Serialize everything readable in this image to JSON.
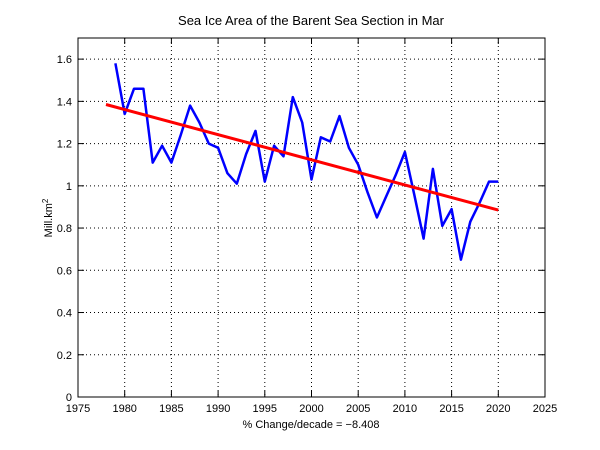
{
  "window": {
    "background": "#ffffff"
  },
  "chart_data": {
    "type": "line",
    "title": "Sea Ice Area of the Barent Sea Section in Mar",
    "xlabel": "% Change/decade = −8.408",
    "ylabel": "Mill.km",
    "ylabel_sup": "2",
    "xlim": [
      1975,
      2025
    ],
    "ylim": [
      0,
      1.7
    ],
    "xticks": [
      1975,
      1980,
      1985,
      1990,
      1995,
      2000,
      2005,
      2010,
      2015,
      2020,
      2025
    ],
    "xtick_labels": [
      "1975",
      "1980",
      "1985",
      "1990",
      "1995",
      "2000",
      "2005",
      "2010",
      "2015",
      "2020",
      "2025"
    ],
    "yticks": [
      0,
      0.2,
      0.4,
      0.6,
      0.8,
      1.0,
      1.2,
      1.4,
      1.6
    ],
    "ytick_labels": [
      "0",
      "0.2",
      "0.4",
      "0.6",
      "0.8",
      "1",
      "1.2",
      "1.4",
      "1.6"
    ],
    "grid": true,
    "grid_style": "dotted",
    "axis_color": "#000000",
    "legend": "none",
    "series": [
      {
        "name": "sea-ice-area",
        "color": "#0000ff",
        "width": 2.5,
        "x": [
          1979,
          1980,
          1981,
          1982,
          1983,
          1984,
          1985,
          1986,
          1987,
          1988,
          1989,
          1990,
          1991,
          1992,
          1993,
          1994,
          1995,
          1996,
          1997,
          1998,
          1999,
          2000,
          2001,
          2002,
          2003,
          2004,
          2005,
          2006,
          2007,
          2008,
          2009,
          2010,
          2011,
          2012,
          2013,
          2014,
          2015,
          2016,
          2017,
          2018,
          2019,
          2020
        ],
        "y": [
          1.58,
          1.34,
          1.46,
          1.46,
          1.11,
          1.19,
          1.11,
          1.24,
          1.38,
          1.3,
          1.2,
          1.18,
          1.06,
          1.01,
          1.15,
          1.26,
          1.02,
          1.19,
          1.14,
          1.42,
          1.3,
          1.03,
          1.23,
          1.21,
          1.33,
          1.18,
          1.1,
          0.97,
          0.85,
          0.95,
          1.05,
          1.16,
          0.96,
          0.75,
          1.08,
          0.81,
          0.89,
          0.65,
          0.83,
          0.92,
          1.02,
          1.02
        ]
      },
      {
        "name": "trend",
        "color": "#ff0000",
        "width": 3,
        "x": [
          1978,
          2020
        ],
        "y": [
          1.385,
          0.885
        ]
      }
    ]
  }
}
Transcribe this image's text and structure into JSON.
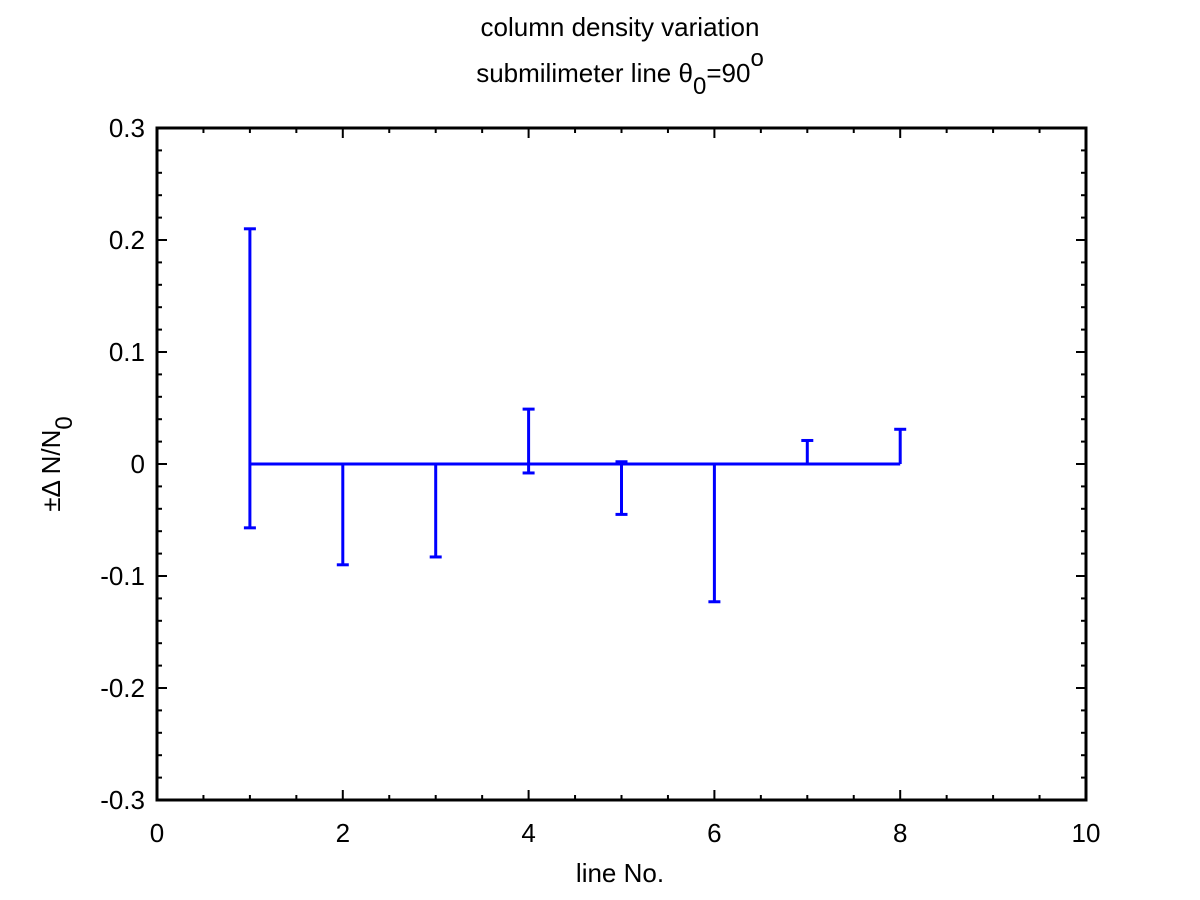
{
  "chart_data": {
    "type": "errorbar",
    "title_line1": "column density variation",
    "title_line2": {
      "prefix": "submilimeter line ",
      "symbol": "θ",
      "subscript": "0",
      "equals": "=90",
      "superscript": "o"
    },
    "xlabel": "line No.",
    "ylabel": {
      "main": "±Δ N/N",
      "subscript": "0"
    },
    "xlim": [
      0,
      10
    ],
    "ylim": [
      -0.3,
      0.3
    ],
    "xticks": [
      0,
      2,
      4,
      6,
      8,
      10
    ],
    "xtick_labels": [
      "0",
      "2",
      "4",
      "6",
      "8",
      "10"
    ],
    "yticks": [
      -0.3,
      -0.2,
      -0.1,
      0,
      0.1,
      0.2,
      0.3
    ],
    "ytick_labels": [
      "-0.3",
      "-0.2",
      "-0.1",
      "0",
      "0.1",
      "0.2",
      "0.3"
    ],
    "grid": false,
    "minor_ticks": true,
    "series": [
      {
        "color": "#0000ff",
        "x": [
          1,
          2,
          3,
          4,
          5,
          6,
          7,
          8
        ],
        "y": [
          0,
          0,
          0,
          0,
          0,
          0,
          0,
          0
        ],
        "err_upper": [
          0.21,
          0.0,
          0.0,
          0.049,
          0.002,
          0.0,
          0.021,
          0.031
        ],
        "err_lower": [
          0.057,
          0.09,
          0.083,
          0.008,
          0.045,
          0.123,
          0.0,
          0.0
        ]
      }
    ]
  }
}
********************
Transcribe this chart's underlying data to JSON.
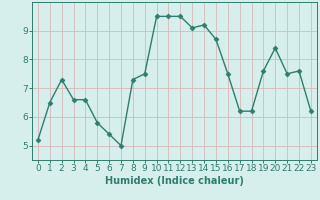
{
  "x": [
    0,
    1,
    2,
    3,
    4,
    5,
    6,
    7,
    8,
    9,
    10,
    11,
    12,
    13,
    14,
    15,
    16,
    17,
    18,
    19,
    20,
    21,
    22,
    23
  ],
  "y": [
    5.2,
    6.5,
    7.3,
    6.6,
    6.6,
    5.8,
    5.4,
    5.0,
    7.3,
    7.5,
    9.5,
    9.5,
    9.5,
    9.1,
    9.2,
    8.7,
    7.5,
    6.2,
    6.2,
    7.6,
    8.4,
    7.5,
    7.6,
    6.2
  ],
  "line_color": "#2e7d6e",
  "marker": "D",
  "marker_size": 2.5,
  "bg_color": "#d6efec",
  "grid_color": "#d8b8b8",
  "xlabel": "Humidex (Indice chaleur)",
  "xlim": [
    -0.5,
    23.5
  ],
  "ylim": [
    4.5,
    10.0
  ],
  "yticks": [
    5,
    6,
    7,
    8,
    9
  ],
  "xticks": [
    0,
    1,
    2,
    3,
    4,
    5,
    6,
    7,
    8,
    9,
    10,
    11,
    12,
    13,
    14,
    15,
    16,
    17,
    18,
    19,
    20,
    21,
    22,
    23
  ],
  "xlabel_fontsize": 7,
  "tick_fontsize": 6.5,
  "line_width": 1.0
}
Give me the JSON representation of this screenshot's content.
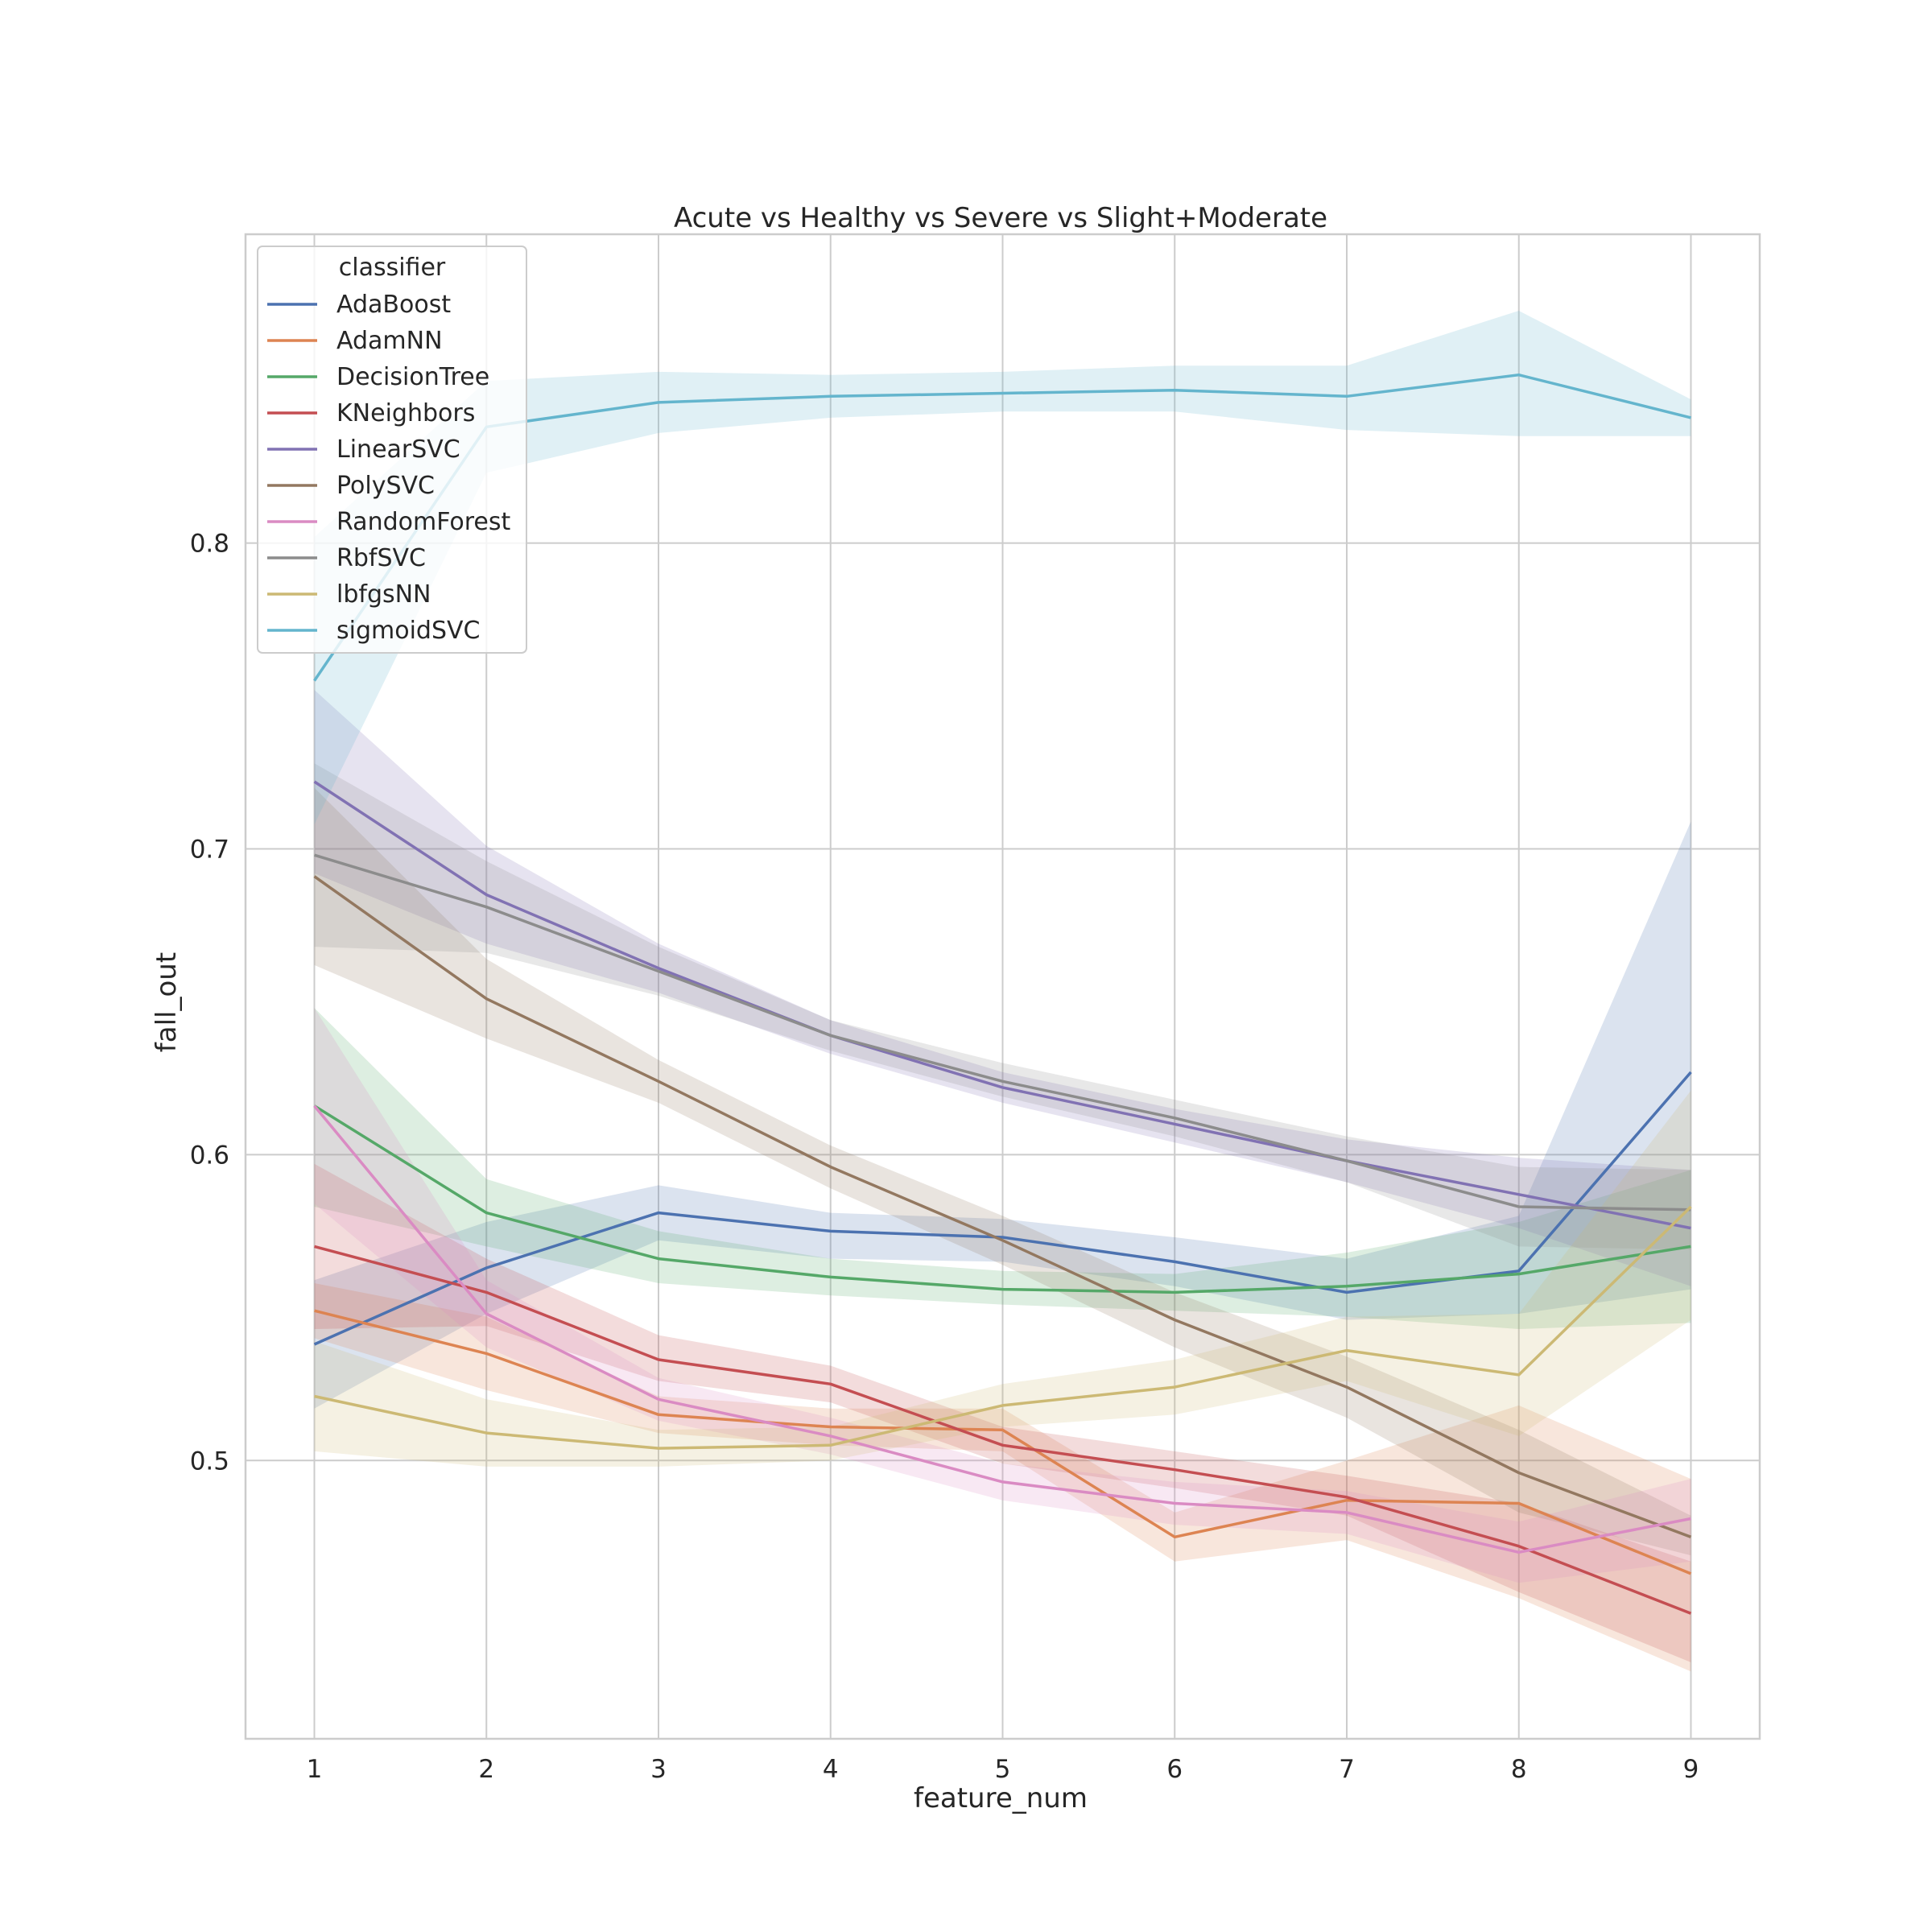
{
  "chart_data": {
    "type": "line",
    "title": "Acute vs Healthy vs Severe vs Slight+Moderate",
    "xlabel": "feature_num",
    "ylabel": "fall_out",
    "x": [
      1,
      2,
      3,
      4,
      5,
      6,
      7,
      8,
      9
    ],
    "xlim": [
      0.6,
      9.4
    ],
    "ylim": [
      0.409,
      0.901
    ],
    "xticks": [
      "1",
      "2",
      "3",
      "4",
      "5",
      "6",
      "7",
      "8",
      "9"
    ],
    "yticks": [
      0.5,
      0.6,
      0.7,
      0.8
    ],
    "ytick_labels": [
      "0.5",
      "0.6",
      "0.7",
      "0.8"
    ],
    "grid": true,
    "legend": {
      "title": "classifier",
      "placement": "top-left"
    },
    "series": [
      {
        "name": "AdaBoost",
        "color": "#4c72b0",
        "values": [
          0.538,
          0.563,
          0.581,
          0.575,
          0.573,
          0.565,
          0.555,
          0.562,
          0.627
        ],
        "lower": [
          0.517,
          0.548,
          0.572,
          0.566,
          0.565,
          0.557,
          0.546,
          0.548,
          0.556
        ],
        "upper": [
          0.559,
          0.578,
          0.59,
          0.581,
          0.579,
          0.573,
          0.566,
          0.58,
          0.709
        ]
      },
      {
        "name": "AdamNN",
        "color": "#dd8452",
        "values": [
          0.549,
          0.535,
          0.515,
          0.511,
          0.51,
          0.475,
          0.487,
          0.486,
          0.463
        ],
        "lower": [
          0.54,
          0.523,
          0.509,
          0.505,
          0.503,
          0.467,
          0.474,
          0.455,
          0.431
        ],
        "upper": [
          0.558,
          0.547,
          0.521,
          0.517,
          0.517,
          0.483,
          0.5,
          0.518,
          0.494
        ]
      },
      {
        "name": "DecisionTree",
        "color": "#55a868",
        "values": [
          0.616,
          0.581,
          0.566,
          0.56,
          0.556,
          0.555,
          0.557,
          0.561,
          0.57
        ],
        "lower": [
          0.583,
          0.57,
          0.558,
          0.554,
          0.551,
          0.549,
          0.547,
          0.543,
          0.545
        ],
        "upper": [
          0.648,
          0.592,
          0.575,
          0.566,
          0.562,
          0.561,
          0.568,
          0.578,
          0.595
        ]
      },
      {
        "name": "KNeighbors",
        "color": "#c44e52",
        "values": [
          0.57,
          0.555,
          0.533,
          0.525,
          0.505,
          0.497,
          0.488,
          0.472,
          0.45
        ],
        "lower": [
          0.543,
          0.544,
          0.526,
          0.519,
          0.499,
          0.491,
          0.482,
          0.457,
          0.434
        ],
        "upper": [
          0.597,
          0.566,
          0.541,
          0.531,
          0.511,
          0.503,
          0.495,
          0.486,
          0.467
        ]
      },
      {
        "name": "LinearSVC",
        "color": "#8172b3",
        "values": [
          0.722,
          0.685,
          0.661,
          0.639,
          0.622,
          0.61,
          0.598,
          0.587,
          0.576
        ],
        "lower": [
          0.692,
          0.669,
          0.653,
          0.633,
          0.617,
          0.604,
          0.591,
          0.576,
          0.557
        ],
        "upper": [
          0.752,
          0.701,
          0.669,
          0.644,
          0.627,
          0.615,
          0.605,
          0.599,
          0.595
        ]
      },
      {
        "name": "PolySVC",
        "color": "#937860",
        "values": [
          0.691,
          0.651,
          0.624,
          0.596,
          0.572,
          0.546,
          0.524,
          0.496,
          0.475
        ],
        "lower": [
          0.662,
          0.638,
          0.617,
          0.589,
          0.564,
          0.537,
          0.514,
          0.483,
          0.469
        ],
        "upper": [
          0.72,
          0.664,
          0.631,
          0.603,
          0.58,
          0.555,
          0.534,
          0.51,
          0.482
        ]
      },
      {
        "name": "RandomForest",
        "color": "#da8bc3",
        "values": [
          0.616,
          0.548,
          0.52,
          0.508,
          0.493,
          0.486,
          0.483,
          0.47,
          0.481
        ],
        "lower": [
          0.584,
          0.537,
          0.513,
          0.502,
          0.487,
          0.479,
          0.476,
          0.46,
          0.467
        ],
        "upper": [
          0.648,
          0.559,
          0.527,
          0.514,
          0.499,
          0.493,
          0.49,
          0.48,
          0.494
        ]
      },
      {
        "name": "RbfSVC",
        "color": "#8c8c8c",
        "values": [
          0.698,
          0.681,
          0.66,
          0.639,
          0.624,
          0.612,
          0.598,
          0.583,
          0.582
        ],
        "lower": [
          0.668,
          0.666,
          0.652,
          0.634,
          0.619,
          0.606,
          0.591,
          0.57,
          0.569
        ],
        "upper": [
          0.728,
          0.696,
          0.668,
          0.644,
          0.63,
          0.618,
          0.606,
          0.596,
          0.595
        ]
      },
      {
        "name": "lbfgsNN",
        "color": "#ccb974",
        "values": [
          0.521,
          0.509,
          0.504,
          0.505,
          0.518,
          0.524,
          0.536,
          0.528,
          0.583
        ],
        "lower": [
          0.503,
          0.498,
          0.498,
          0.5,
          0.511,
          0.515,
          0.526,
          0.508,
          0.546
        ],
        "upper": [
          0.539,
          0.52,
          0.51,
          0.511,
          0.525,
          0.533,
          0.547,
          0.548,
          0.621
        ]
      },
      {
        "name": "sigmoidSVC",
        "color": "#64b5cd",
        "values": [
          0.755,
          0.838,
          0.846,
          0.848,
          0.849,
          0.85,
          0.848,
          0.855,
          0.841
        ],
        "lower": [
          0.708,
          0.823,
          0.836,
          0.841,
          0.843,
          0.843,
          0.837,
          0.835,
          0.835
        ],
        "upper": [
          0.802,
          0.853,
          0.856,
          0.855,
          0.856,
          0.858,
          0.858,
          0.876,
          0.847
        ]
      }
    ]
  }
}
********************
What you should do:
Report how many lines in the data include the word "Transcribe", and give nothing but the count.

Response to the task:
2